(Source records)
-- -- --

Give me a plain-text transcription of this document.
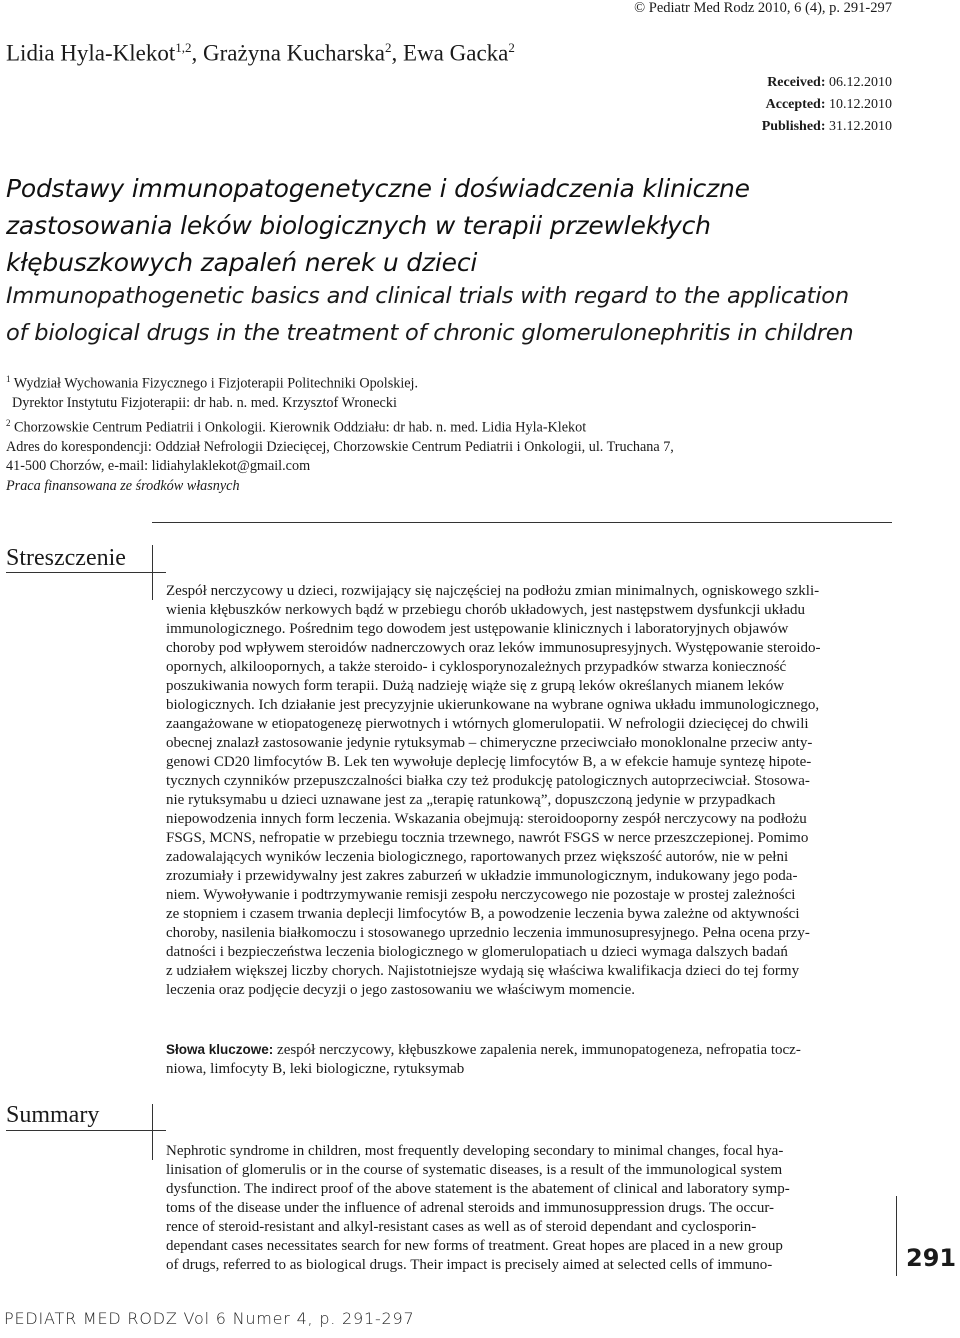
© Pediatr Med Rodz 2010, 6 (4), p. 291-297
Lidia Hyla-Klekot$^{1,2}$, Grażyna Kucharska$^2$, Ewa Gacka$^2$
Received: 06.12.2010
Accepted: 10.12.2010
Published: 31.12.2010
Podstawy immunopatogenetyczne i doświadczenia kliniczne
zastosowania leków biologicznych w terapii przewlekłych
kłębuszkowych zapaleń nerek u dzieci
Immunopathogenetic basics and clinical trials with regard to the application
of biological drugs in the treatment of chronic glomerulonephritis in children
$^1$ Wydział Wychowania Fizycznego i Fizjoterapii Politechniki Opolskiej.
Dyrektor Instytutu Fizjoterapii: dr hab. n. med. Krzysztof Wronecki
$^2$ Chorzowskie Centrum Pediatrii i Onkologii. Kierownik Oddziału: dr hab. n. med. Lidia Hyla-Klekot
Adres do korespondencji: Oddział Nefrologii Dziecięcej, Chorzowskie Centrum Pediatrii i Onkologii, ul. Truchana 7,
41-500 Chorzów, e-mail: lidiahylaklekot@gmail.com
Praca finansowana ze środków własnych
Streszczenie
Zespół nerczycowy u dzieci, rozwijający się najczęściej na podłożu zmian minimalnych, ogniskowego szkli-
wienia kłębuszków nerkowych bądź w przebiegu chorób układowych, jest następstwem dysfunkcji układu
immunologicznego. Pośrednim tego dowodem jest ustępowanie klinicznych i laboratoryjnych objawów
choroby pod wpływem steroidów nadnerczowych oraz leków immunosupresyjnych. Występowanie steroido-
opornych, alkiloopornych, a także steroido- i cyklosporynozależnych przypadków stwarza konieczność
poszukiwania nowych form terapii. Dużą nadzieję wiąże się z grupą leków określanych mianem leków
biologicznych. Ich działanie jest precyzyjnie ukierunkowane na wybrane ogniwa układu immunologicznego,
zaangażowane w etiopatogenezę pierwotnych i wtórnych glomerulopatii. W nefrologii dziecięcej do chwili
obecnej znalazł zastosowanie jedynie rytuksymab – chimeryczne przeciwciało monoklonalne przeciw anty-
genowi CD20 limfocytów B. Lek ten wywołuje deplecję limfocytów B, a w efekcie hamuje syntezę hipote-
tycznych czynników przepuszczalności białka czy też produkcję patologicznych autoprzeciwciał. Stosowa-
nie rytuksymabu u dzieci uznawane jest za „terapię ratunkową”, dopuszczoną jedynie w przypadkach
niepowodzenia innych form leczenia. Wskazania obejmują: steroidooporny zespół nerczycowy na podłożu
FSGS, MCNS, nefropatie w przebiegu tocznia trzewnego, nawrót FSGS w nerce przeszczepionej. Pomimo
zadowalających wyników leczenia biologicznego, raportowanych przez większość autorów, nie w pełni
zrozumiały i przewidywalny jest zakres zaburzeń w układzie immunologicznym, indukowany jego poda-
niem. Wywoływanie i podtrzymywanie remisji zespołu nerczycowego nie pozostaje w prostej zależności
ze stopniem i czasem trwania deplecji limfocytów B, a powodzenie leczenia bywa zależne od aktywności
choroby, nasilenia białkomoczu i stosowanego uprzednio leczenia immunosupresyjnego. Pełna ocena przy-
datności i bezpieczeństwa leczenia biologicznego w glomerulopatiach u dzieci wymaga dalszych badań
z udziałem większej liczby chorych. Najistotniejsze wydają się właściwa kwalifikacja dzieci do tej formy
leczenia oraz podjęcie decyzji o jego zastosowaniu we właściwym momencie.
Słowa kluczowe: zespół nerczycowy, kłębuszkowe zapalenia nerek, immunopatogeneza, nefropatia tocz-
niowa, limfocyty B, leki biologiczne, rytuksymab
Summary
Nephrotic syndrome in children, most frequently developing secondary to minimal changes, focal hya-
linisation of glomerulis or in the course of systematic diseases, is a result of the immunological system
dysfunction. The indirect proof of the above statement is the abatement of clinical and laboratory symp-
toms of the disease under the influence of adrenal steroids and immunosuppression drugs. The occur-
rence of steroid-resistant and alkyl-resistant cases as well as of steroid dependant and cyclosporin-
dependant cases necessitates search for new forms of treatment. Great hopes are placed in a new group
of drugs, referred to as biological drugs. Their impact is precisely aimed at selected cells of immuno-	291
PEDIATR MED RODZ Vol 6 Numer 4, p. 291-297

-- -- --

■ What you have to do
Using the string "drugs" as the search term, count the lines of the data above that hold it and report that number alone.

■ Result of this exercise
3